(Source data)
═══

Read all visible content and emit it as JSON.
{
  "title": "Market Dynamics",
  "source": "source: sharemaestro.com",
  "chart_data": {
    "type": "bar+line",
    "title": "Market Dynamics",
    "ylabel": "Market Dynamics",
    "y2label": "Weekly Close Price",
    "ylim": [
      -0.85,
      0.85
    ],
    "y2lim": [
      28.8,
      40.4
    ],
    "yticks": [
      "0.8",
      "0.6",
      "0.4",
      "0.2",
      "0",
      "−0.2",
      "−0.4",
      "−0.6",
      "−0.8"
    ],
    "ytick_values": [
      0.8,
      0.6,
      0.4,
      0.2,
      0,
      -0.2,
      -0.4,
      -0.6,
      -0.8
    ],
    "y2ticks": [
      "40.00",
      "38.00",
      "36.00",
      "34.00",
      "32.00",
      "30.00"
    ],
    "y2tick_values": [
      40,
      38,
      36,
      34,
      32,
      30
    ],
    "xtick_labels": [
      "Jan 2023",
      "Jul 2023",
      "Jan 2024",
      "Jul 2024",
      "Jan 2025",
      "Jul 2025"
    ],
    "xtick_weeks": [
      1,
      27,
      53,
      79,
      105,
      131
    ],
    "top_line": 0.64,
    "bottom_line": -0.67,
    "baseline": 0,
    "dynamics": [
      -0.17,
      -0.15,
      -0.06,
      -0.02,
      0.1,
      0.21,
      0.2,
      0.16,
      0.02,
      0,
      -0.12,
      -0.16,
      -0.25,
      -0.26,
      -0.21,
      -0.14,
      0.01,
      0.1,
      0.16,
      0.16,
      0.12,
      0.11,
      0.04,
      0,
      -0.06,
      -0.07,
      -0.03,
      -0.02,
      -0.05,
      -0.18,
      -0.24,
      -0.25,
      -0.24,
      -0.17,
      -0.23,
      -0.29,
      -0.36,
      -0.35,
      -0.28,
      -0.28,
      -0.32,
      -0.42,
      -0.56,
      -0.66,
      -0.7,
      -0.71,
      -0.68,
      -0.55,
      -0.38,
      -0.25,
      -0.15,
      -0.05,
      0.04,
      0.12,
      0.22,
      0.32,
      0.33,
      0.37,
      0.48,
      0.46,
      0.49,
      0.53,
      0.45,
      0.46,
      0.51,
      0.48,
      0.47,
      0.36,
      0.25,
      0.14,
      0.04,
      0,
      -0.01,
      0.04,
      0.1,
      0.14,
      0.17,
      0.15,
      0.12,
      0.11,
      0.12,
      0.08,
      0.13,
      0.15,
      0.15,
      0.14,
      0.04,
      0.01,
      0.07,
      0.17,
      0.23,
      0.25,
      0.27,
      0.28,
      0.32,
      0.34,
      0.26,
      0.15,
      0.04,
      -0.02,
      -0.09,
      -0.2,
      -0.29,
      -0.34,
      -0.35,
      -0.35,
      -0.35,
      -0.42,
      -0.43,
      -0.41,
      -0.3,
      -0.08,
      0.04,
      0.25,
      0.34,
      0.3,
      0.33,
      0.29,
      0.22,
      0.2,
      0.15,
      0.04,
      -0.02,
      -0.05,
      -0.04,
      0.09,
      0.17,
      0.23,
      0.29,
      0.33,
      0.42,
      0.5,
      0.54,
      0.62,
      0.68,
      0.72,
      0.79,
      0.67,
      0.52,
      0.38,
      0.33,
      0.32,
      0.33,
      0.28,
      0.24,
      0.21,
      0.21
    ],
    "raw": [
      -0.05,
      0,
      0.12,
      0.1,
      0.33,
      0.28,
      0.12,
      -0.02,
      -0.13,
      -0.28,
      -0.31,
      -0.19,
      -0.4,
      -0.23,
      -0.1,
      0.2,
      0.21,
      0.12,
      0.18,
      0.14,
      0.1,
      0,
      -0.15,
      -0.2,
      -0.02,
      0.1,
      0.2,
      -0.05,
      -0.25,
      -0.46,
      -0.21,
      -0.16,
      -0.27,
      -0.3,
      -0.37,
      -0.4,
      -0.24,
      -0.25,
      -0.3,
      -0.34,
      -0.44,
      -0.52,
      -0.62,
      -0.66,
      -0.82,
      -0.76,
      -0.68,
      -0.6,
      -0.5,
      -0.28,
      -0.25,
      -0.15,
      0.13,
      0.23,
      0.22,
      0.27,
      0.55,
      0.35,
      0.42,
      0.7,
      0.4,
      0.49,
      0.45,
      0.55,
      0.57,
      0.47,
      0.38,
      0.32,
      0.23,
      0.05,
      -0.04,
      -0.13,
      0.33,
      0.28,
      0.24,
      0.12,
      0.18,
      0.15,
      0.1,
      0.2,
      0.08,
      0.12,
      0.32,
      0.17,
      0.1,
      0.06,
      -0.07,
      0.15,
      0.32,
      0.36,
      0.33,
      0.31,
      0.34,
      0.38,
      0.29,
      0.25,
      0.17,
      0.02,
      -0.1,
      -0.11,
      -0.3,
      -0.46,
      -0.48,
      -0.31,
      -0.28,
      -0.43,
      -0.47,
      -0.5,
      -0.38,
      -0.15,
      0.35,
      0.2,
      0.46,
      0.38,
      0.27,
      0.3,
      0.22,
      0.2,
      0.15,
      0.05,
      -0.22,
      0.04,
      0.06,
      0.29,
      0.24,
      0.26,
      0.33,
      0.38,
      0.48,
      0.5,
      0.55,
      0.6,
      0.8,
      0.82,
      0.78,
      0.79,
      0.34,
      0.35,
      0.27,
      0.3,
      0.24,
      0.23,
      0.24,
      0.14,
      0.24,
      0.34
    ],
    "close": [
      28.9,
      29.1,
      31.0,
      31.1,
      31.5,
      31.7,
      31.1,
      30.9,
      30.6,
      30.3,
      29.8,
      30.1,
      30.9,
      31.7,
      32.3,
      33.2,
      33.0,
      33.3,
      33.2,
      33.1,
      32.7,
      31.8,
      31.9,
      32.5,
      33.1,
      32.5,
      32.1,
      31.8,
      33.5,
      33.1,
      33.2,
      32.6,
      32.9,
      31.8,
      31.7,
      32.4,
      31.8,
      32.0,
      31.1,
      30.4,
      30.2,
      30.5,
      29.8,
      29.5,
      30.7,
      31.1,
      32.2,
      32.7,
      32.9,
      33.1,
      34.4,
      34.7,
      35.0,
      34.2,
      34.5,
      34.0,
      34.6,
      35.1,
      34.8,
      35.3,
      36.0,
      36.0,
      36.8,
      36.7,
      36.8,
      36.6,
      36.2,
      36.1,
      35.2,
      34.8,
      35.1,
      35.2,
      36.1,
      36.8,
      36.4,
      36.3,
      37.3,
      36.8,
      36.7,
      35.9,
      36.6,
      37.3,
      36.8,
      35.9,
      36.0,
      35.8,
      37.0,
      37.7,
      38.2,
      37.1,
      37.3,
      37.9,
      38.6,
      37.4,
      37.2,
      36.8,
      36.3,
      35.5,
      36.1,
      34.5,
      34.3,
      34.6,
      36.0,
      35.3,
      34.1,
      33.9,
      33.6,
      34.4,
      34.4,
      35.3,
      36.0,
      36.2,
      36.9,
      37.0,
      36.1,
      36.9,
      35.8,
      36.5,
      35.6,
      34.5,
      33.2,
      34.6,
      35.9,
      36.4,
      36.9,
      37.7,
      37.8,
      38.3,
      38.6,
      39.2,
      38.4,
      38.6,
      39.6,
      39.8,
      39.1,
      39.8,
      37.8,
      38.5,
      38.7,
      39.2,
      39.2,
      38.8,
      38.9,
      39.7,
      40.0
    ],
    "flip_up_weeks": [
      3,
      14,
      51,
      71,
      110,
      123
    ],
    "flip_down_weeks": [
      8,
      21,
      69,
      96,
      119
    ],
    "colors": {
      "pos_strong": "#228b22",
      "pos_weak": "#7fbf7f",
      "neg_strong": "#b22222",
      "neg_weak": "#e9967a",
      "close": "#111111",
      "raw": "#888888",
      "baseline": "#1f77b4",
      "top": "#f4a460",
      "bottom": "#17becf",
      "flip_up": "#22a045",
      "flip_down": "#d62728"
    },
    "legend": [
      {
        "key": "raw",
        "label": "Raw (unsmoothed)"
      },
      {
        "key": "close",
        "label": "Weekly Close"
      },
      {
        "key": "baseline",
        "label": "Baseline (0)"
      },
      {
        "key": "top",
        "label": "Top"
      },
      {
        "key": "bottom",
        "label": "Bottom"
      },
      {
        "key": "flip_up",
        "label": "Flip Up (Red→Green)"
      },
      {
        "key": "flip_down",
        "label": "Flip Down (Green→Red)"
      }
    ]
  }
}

═══

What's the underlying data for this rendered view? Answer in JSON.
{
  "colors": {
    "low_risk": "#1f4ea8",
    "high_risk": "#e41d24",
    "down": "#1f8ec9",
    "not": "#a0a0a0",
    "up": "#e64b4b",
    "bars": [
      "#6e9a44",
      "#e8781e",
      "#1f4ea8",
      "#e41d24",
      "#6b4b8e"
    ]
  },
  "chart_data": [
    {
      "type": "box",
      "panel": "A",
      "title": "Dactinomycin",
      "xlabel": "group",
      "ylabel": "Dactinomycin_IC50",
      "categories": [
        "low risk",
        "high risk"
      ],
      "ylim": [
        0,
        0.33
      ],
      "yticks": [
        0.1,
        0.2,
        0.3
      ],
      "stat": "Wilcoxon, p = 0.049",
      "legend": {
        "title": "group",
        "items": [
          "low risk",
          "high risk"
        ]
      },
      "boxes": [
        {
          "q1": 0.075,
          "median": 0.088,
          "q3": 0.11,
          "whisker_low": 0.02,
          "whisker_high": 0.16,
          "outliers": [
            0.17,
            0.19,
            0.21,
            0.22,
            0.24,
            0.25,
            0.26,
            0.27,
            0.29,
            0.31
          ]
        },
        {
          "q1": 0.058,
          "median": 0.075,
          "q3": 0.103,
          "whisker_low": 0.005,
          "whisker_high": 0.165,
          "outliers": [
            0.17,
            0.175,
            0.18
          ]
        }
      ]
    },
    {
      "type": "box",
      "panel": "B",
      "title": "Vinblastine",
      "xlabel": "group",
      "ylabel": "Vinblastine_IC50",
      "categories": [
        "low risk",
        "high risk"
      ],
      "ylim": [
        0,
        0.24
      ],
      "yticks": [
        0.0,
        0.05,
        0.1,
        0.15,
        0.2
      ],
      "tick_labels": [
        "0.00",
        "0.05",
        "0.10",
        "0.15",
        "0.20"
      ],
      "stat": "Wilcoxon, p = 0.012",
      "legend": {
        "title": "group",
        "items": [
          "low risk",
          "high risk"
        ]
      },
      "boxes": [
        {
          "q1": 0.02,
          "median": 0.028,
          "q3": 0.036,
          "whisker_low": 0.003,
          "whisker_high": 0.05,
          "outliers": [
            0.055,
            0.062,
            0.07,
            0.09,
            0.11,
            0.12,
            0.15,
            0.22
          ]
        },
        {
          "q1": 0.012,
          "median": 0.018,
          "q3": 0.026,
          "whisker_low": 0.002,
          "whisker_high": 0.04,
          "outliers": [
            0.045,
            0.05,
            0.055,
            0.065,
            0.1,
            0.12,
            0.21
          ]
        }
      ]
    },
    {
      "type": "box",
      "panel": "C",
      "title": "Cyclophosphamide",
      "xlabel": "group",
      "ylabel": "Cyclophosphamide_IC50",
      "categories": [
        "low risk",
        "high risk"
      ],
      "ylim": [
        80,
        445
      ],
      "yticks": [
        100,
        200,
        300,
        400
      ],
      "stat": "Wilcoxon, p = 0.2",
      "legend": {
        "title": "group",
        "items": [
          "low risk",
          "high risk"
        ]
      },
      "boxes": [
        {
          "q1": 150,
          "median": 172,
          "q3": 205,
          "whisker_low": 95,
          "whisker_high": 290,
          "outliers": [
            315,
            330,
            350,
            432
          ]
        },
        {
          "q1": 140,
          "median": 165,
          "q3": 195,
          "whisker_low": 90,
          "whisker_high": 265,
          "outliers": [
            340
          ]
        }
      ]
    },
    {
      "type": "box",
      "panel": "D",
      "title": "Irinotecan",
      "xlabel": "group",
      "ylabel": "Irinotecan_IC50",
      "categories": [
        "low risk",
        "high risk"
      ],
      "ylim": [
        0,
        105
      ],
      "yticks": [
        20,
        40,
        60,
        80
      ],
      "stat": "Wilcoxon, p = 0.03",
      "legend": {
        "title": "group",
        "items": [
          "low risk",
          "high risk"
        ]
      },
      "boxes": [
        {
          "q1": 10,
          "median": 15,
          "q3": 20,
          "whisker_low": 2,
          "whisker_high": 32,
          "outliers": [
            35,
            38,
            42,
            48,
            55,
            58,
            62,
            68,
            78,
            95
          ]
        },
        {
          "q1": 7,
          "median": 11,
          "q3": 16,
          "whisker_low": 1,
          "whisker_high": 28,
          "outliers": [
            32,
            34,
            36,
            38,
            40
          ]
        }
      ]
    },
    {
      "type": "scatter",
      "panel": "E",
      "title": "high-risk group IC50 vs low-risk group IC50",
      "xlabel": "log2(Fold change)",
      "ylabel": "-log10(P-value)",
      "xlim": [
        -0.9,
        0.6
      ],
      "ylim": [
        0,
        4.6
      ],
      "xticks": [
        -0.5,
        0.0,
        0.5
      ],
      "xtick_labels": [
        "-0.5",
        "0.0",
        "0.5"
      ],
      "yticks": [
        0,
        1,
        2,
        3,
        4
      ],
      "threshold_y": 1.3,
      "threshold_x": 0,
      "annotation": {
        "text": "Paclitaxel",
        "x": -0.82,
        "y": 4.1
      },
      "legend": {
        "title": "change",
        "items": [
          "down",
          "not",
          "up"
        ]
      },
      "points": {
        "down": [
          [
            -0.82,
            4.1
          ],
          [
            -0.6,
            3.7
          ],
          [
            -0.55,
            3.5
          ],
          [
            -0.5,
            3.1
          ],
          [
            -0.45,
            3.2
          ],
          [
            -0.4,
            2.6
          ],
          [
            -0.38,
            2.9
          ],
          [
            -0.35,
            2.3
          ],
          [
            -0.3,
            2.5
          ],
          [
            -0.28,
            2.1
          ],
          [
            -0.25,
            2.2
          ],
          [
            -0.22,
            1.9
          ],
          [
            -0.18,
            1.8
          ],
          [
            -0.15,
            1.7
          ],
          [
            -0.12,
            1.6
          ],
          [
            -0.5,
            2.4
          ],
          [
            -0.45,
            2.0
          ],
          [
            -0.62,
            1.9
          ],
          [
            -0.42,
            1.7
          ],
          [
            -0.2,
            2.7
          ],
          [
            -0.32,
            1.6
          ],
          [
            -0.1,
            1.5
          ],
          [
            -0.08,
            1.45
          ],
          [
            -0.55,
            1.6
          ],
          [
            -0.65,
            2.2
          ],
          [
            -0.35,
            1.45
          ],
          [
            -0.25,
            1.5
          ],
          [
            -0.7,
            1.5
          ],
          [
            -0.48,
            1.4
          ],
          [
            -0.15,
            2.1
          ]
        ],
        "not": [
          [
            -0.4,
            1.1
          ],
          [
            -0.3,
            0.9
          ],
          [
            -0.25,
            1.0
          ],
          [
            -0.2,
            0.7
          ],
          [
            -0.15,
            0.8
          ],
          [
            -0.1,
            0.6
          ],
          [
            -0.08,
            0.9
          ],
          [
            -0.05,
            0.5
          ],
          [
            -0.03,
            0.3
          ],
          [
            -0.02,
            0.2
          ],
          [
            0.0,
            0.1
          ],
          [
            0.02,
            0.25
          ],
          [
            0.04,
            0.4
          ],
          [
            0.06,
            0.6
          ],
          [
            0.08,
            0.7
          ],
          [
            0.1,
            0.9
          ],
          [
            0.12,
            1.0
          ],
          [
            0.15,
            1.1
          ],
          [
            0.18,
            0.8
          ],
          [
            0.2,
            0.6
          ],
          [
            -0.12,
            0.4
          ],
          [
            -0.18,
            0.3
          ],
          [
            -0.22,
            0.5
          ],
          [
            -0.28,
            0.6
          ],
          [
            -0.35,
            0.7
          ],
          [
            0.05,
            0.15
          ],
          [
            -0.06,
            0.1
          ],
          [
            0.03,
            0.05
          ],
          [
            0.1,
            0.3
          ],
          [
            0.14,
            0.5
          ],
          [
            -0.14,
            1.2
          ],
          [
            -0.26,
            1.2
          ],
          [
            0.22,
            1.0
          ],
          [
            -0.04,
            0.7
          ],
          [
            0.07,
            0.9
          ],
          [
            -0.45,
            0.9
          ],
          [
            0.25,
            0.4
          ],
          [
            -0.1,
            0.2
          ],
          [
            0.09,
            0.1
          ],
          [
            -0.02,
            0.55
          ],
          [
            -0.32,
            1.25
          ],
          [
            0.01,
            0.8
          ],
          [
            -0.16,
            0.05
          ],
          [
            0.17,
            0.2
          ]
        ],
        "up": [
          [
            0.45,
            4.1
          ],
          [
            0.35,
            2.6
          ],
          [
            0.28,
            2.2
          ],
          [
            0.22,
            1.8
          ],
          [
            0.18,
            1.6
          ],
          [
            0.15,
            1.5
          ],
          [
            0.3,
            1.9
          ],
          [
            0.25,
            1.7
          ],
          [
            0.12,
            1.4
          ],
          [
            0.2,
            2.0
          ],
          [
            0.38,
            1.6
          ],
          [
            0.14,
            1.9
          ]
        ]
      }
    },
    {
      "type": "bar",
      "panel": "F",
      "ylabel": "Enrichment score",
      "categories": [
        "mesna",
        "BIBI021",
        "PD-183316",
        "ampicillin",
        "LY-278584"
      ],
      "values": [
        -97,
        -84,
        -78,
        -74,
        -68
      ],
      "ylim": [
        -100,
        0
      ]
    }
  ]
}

═══

— Task to carry out —
Go through the entries and return each line where the word "Market" appears.

— Result below —
  "title": "Market Dynamics",
    "title": "Market Dynamics",
    "ylabel": "Market Dynamics",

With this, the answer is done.